WHAT YOU NEED TO DO
The records below are to be copied word for word, with every picture left out.

=== RECORDS FOR THE EXERCISE ===

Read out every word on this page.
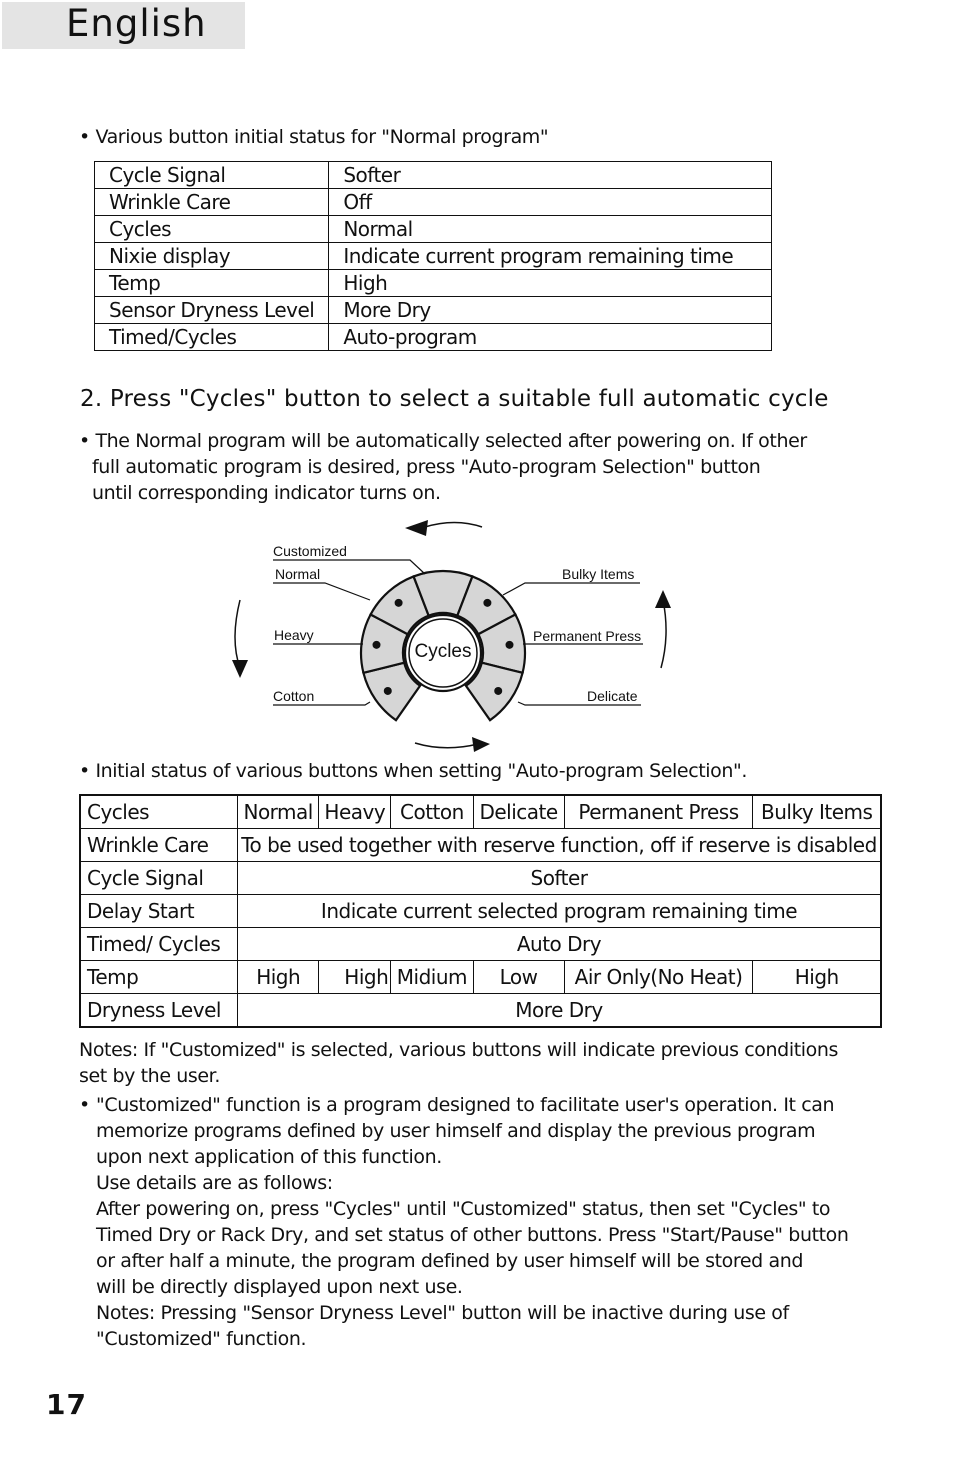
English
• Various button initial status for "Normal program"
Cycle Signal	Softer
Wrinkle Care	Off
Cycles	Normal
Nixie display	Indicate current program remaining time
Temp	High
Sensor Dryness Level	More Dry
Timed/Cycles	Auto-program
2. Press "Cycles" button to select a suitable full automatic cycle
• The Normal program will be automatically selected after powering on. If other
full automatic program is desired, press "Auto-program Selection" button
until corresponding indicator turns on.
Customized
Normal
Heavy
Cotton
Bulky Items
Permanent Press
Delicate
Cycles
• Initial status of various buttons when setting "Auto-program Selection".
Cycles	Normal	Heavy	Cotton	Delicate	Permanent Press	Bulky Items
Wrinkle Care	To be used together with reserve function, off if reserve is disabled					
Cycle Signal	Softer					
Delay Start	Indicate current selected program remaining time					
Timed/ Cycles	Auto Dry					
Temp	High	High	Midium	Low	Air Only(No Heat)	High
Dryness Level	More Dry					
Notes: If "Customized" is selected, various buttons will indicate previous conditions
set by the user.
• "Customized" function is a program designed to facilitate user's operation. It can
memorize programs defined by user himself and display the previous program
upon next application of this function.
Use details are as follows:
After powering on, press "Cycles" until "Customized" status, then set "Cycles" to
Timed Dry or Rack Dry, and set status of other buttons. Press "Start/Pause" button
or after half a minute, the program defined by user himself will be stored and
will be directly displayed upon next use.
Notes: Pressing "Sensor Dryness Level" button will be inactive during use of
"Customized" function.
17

===

RESULT FOR THIS TASK
Read out every word on this page.
English
• Various button initial status for "Normal program"
Cycle Signal	Softer
Wrinkle Care	Off
Cycles	Normal
Nixie display	Indicate current program remaining time
Temp	High
Sensor Dryness Level	More Dry
Timed/Cycles	Auto-program
2. Press "Cycles" button to select a suitable full automatic cycle
• The Normal program will be automatically selected after powering on. If other
full automatic program is desired, press "Auto-program Selection" button
until corresponding indicator turns on.
Customized
Normal
Heavy
Cotton
Bulky Items
Permanent Press
Delicate
Cycles
• Initial status of various buttons when setting "Auto-program Selection".
Cycles	Normal	Heavy	Cotton	Delicate	Permanent Press	Bulky Items
Wrinkle Care	To be used together with reserve function, off if reserve is disabled					
Cycle Signal	Softer					
Delay Start	Indicate current selected program remaining time					
Timed/ Cycles	Auto Dry					
Temp	High	High	Midium	Low	Air Only(No Heat)	High
Dryness Level	More Dry					
Notes: If "Customized" is selected, various buttons will indicate previous conditions
set by the user.
• "Customized" function is a program designed to facilitate user's operation. It can
memorize programs defined by user himself and display the previous program
upon next application of this function.
Use details are as follows:
After powering on, press "Cycles" until "Customized" status, then set "Cycles" to
Timed Dry or Rack Dry, and set status of other buttons. Press "Start/Pause" button
or after half a minute, the program defined by user himself will be stored and
will be directly displayed upon next use.
Notes: Pressing "Sensor Dryness Level" button will be inactive during use of
"Customized" function.
17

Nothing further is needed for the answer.